SET EXERCISE: Write out the records again, exactly, leaving none out.

(Data excerpts)
►

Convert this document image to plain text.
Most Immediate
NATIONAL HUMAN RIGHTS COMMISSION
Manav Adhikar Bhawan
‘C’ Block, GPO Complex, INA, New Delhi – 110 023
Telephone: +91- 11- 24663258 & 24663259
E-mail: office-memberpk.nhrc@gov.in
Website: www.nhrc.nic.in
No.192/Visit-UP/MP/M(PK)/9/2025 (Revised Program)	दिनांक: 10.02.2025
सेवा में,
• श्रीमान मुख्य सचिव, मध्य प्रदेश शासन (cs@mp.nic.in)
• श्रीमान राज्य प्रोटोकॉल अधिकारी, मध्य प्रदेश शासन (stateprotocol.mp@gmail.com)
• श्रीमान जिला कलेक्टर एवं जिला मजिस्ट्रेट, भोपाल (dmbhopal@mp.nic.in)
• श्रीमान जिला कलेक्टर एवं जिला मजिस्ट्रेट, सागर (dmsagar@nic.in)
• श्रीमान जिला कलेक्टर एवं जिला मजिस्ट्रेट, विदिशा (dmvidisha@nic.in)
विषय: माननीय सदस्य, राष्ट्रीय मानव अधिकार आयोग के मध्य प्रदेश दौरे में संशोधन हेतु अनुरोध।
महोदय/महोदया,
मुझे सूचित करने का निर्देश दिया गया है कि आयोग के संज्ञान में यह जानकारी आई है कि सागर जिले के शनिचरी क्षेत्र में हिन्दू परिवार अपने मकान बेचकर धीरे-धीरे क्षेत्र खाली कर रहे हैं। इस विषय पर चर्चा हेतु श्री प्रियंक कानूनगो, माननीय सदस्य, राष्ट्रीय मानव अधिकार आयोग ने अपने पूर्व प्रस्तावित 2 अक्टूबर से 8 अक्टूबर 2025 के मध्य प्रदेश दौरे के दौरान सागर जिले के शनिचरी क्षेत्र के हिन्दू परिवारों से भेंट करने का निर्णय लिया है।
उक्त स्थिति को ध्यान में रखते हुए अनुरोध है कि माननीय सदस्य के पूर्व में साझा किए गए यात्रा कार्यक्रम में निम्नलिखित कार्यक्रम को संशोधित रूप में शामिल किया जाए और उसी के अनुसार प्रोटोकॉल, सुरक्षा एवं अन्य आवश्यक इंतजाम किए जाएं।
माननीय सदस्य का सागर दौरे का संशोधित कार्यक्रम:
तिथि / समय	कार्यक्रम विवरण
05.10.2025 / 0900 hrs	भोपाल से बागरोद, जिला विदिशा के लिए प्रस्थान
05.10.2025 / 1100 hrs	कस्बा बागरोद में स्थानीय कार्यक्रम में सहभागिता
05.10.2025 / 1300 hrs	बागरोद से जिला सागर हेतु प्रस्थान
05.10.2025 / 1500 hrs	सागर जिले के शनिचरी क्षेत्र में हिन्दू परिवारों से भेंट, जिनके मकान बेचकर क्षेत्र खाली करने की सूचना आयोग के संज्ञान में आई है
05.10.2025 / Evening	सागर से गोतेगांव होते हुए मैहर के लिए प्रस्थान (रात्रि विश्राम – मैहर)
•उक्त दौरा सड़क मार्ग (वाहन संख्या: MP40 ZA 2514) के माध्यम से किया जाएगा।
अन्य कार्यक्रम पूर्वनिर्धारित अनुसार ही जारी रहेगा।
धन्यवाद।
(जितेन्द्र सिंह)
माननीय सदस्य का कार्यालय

◄

THE SOLUTION:
Convert this document image to plain text.
Most Immediate
NATIONAL HUMAN RIGHTS COMMISSION
Manav Adhikar Bhawan
‘C’ Block, GPO Complex, INA, New Delhi – 110 023
Telephone: +91- 11- 24663258 & 24663259
E-mail: office-memberpk.nhrc@gov.in
Website: www.nhrc.nic.in
No.192/Visit-UP/MP/M(PK)/9/2025 (Revised Program)	दिनांक: 10.02.2025
सेवा में,
• श्रीमान मुख्य सचिव, मध्य प्रदेश शासन (cs@mp.nic.in)
• श्रीमान राज्य प्रोटोकॉल अधिकारी, मध्य प्रदेश शासन (stateprotocol.mp@gmail.com)
• श्रीमान जिला कलेक्टर एवं जिला मजिस्ट्रेट, भोपाल (dmbhopal@mp.nic.in)
• श्रीमान जिला कलेक्टर एवं जिला मजिस्ट्रेट, सागर (dmsagar@nic.in)
• श्रीमान जिला कलेक्टर एवं जिला मजिस्ट्रेट, विदिशा (dmvidisha@nic.in)
विषय: माननीय सदस्य, राष्ट्रीय मानव अधिकार आयोग के मध्य प्रदेश दौरे में संशोधन हेतु अनुरोध।
महोदय/महोदया,
मुझे सूचित करने का निर्देश दिया गया है कि आयोग के संज्ञान में यह जानकारी आई है कि सागर जिले के शनिचरी क्षेत्र में हिन्दू परिवार अपने मकान बेचकर धीरे-धीरे क्षेत्र खाली कर रहे हैं। इस विषय पर चर्चा हेतु श्री प्रियंक कानूनगो, माननीय सदस्य, राष्ट्रीय मानव अधिकार आयोग ने अपने पूर्व प्रस्तावित 2 अक्टूबर से 8 अक्टूबर 2025 के मध्य प्रदेश दौरे के दौरान सागर जिले के शनिचरी क्षेत्र के हिन्दू परिवारों से भेंट करने का निर्णय लिया है।
उक्त स्थिति को ध्यान में रखते हुए अनुरोध है कि माननीय सदस्य के पूर्व में साझा किए गए यात्रा कार्यक्रम में निम्नलिखित कार्यक्रम को संशोधित रूप में शामिल किया जाए और उसी के अनुसार प्रोटोकॉल, सुरक्षा एवं अन्य आवश्यक इंतजाम किए जाएं।
माननीय सदस्य का सागर दौरे का संशोधित कार्यक्रम:
तिथि / समय	कार्यक्रम विवरण
05.10.2025 / 0900 hrs	भोपाल से बागरोद, जिला विदिशा के लिए प्रस्थान
05.10.2025 / 1100 hrs	कस्बा बागरोद में स्थानीय कार्यक्रम में सहभागिता
05.10.2025 / 1300 hrs	बागरोद से जिला सागर हेतु प्रस्थान
05.10.2025 / 1500 hrs	सागर जिले के शनिचरी क्षेत्र में हिन्दू परिवारों से भेंट, जिनके मकान बेचकर क्षेत्र खाली करने की सूचना आयोग के संज्ञान में आई है
05.10.2025 / Evening	सागर से गोतेगांव होते हुए मैहर के लिए प्रस्थान (रात्रि विश्राम – मैहर)
•उक्त दौरा सड़क मार्ग (वाहन संख्या: MP40 ZA 2514) के माध्यम से किया जाएगा।
अन्य कार्यक्रम पूर्वनिर्धारित अनुसार ही जारी रहेगा।
धन्यवाद।
(जितेन्द्र सिंह)
माननीय सदस्य का कार्यालय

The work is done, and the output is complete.